§ Required task
Output every entry exactly as given.

§ Dataset rows

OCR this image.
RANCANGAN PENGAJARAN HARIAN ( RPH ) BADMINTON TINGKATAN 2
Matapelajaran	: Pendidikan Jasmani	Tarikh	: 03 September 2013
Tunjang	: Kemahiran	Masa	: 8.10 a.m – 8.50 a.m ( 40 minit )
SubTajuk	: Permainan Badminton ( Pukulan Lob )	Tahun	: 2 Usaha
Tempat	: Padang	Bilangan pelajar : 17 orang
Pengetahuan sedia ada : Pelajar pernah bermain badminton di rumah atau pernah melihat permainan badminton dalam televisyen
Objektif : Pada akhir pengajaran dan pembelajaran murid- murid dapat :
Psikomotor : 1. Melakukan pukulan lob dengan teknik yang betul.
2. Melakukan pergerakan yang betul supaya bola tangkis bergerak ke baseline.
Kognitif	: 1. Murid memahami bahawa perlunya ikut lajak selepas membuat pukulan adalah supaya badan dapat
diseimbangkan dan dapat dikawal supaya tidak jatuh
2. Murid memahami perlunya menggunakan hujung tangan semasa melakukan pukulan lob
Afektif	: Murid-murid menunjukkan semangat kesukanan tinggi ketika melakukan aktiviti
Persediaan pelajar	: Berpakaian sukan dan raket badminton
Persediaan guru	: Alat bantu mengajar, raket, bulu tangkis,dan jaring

§ Expected answer
OCR this image.
RANCANGAN PENGAJARAN HARIAN ( RPH ) BADMINTON TINGKATAN 2
Matapelajaran	: Pendidikan Jasmani	Tarikh	: 03 September 2013
Tunjang	: Kemahiran	Masa	: 8.10 a.m – 8.50 a.m ( 40 minit )
SubTajuk	: Permainan Badminton ( Pukulan Lob )	Tahun	: 2 Usaha
Tempat	: Padang	Bilangan pelajar : 17 orang
Pengetahuan sedia ada : Pelajar pernah bermain badminton di rumah atau pernah melihat permainan badminton dalam televisyen
Objektif : Pada akhir pengajaran dan pembelajaran murid- murid dapat :
Psikomotor : 1. Melakukan pukulan lob dengan teknik yang betul.
2. Melakukan pergerakan yang betul supaya bola tangkis bergerak ke baseline.
Kognitif	: 1. Murid memahami bahawa perlunya ikut lajak selepas membuat pukulan adalah supaya badan dapat
diseimbangkan dan dapat dikawal supaya tidak jatuh
2. Murid memahami perlunya menggunakan hujung tangan semasa melakukan pukulan lob
Afektif	: Murid-murid menunjukkan semangat kesukanan tinggi ketika melakukan aktiviti
Persediaan pelajar	: Berpakaian sukan dan raket badminton
Persediaan guru	: Alat bantu mengajar, raket, bulu tangkis,dan jaring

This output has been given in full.